_EXERCISE REQUIREMENTS_
Copy down all of the data underneath, exactly as shown.

_Saved data entries_
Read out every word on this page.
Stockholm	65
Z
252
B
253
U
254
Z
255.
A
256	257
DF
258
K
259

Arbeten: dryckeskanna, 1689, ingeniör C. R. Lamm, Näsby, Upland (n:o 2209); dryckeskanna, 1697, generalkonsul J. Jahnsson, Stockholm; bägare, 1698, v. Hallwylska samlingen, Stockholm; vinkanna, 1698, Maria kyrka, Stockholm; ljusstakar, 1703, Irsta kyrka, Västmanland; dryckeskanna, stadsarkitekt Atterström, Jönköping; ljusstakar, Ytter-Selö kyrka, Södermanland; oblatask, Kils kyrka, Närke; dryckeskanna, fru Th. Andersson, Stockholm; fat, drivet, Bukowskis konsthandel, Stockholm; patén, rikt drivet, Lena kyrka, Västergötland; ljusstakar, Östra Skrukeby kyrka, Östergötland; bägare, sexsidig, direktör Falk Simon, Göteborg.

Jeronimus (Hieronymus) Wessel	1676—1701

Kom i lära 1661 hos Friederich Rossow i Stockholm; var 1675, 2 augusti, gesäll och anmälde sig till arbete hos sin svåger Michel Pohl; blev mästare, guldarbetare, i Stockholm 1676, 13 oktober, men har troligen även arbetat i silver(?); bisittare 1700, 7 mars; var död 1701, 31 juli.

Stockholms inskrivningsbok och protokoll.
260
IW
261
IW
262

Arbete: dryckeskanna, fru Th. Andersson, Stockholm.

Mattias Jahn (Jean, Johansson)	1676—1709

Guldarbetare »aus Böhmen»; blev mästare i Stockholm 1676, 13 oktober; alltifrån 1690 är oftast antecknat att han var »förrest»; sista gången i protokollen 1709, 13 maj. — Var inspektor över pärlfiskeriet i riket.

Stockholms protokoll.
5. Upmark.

_ANSWER_
Read out every word on this page.
Stockholm	65
Z
252
B
253
U
254
Z
255.
A
256	257
DF
258
K
259

Arbeten: dryckeskanna, 1689, ingeniör C. R. Lamm, Näsby, Upland (n:o 2209); dryckeskanna, 1697, generalkonsul J. Jahnsson, Stockholm; bägare, 1698, v. Hallwylska samlingen, Stockholm; vinkanna, 1698, Maria kyrka, Stockholm; ljusstakar, 1703, Irsta kyrka, Västmanland; dryckeskanna, stadsarkitekt Atterström, Jönköping; ljusstakar, Ytter-Selö kyrka, Södermanland; oblatask, Kils kyrka, Närke; dryckeskanna, fru Th. Andersson, Stockholm; fat, drivet, Bukowskis konsthandel, Stockholm; patén, rikt drivet, Lena kyrka, Västergötland; ljusstakar, Östra Skrukeby kyrka, Östergötland; bägare, sexsidig, direktör Falk Simon, Göteborg.

Jeronimus (Hieronymus) Wessel	1676—1701

Kom i lära 1661 hos Friederich Rossow i Stockholm; var 1675, 2 augusti, gesäll och anmälde sig till arbete hos sin svåger Michel Pohl; blev mästare, guldarbetare, i Stockholm 1676, 13 oktober, men har troligen även arbetat i silver(?); bisittare 1700, 7 mars; var död 1701, 31 juli.

Stockholms inskrivningsbok och protokoll.
260
IW
261
IW
262

Arbete: dryckeskanna, fru Th. Andersson, Stockholm.

Mattias Jahn (Jean, Johansson)	1676—1709

Guldarbetare »aus Böhmen»; blev mästare i Stockholm 1676, 13 oktober; alltifrån 1690 är oftast antecknat att han var »förrest»; sista gången i protokollen 1709, 13 maj. — Var inspektor över pärlfiskeriet i riket.

Stockholms protokoll.
5. Upmark.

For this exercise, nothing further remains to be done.